§ Given passage
One key reason why its hard to get feature parity between on-premise and SaaS equivalents is because many SaaS architectures are based around the concept of multitenancy. If you have heard this word bandied about in SharePoint land is because it is something that is supported in SharePoint 2010. But the concept extends to the majority of SaaS providers. To understand it, imagine an swanky office building in the up-market part of town. It has a bunch of companies that rent out office space and are therefore tenants. No tenant can afford an entire building, so they all lease office space from the building and enjoy certain economies of scale like a great location, good parking, security and so on. This does have a trade-off though. The tenants have to abide by certain restrictions. An individual tenant can’t just go and paint the building green because it matches their branding. Since the building is a shared resource, it is unlikely the other tenants would approve.

Multi tenancy allows the SaaS vendor to support multiple customers with a single platform. The advantages of this model is economies of scale, but the trade-off is the aforementioned customisation flexibility. SaaS vendors will talk up this by telling you that SaaS applications can be updated more frequently than on-premise software, since there is less customisation complexity from each individual customer. While that’s true, it nevertheless means a loss of control or choice in areas like data security, integration with on-premise systems, latency and flexibility of the application to accommodate change as an organisation grows.

§ Recorded information
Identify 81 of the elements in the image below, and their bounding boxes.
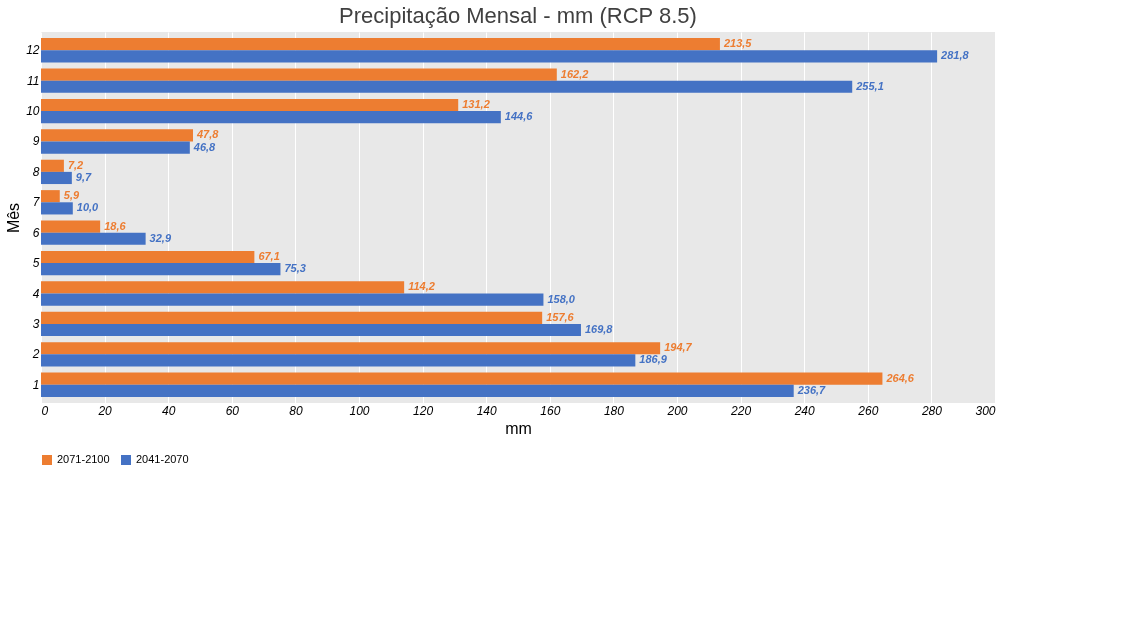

§ Work to do
1) In the passage on multitenancy, which version of SharePoint supports multitenancy?
2) Continue the passage on multitenancy from the point where it stops.

§ Exercise answers
1) SharePoint 2010.

2)
A small example of the restricting effect of multi-tenancy is when you upload a PDF into a SharePoint document library in Office 365. You cannot open the PDF in the browser and instead you are prompted to save it locally. This is because of a well-known issue with a security feature that was added to IE8. In the on-premise SharePoint world, you can modify the behaviour by changing the “Browser File Handling” option in the settings of the affected Web Application. But with Office 365, you have to live with it (or use a less than elegant workaround) because you do not have any access at a web application level to change the behaviour. Changing it will affect any tenants serviced by that web application.

Minor annoyances aside, if you are a small organisation or you need to mobilise quickly on a project with a geographically dispersed team, Office 365 is a very sweet offering. It is powerful and integrated, and while not fully featured compared to on-premise SharePoint, it is nonetheless impressive. One can move very quickly and be ready to go with within one or two business days – that is, if you don’t make a typo…

How a typo caused the world to cave in…

A while back, I was part of a geographically dispersed, multi-organisation team that needed a collaborative portal for around a year. Given the project team was distributed across varying organisations, various parts of Australia, the fact that one of the key stakeholders had suggested SharePoint, and the fact that Office 365 behaved much better than Google apps behind overly paranoid proxy servers of participating organisations, Office 365 seemed ideal and we resolved to use it. I signed up to a Microsoft Office 365 E3 service.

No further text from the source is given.